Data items
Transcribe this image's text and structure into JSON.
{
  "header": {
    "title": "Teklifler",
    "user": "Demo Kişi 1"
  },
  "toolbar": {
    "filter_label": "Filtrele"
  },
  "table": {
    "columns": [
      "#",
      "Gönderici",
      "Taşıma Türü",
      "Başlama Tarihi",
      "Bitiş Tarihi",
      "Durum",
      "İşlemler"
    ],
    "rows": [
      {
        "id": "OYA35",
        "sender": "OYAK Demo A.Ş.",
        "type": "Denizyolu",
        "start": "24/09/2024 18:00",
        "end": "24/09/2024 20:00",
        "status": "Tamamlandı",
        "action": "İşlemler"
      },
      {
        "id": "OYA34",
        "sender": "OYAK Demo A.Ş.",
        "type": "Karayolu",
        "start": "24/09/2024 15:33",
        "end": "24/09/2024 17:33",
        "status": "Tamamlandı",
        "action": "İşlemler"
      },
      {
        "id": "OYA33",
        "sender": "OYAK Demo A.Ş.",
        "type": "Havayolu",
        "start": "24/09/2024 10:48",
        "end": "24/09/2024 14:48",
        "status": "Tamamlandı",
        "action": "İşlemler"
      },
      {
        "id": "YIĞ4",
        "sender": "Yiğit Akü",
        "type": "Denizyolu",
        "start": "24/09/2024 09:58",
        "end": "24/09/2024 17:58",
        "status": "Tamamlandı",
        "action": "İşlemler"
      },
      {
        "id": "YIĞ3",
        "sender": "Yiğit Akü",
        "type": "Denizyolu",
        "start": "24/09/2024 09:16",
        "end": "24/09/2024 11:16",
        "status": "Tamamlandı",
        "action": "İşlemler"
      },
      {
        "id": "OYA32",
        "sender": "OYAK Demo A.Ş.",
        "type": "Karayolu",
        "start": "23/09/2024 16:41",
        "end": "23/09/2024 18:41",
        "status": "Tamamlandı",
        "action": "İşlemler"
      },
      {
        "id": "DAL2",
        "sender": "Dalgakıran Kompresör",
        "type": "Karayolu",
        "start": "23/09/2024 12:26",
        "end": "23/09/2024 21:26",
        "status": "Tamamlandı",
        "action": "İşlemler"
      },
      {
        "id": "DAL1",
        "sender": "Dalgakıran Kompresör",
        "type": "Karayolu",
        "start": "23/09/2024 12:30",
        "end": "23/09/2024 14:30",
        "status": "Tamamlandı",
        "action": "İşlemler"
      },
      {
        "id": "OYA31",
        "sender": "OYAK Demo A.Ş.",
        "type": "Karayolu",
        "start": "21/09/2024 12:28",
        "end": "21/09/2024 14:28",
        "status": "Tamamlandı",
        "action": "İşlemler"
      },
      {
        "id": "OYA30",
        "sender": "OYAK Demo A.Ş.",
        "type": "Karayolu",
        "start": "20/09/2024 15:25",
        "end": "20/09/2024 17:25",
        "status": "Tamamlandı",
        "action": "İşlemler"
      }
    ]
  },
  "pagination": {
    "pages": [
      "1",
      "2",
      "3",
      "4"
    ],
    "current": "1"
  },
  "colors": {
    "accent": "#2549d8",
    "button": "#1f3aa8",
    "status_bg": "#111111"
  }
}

◆ What is asked
Reproduce the material above exactly; please quote every line of it.

◆ Worked solution
Transcribe this image's text and structure into JSON.
{
  "header": {
    "title": "Teklifler",
    "user": "Demo Kişi 1"
  },
  "toolbar": {
    "filter_label": "Filtrele"
  },
  "table": {
    "columns": [
      "#",
      "Gönderici",
      "Taşıma Türü",
      "Başlama Tarihi",
      "Bitiş Tarihi",
      "Durum",
      "İşlemler"
    ],
    "rows": [
      {
        "id": "OYA35",
        "sender": "OYAK Demo A.Ş.",
        "type": "Denizyolu",
        "start": "24/09/2024 18:00",
        "end": "24/09/2024 20:00",
        "status": "Tamamlandı",
        "action": "İşlemler"
      },
      {
        "id": "OYA34",
        "sender": "OYAK Demo A.Ş.",
        "type": "Karayolu",
        "start": "24/09/2024 15:33",
        "end": "24/09/2024 17:33",
        "status": "Tamamlandı",
        "action": "İşlemler"
      },
      {
        "id": "OYA33",
        "sender": "OYAK Demo A.Ş.",
        "type": "Havayolu",
        "start": "24/09/2024 10:48",
        "end": "24/09/2024 14:48",
        "status": "Tamamlandı",
        "action": "İşlemler"
      },
      {
        "id": "YIĞ4",
        "sender": "Yiğit Akü",
        "type": "Denizyolu",
        "start": "24/09/2024 09:58",
        "end": "24/09/2024 17:58",
        "status": "Tamamlandı",
        "action": "İşlemler"
      },
      {
        "id": "YIĞ3",
        "sender": "Yiğit Akü",
        "type": "Denizyolu",
        "start": "24/09/2024 09:16",
        "end": "24/09/2024 11:16",
        "status": "Tamamlandı",
        "action": "İşlemler"
      },
      {
        "id": "OYA32",
        "sender": "OYAK Demo A.Ş.",
        "type": "Karayolu",
        "start": "23/09/2024 16:41",
        "end": "23/09/2024 18:41",
        "status": "Tamamlandı",
        "action": "İşlemler"
      },
      {
        "id": "DAL2",
        "sender": "Dalgakıran Kompresör",
        "type": "Karayolu",
        "start": "23/09/2024 12:26",
        "end": "23/09/2024 21:26",
        "status": "Tamamlandı",
        "action": "İşlemler"
      },
      {
        "id": "DAL1",
        "sender": "Dalgakıran Kompresör",
        "type": "Karayolu",
        "start": "23/09/2024 12:30",
        "end": "23/09/2024 14:30",
        "status": "Tamamlandı",
        "action": "İşlemler"
      },
      {
        "id": "OYA31",
        "sender": "OYAK Demo A.Ş.",
        "type": "Karayolu",
        "start": "21/09/2024 12:28",
        "end": "21/09/2024 14:28",
        "status": "Tamamlandı",
        "action": "İşlemler"
      },
      {
        "id": "OYA30",
        "sender": "OYAK Demo A.Ş.",
        "type": "Karayolu",
        "start": "20/09/2024 15:25",
        "end": "20/09/2024 17:25",
        "status": "Tamamlandı",
        "action": "İşlemler"
      }
    ]
  },
  "pagination": {
    "pages": [
      "1",
      "2",
      "3",
      "4"
    ],
    "current": "1"
  },
  "colors": {
    "accent": "#2549d8",
    "button": "#1f3aa8",
    "status_bg": "#111111"
  }
}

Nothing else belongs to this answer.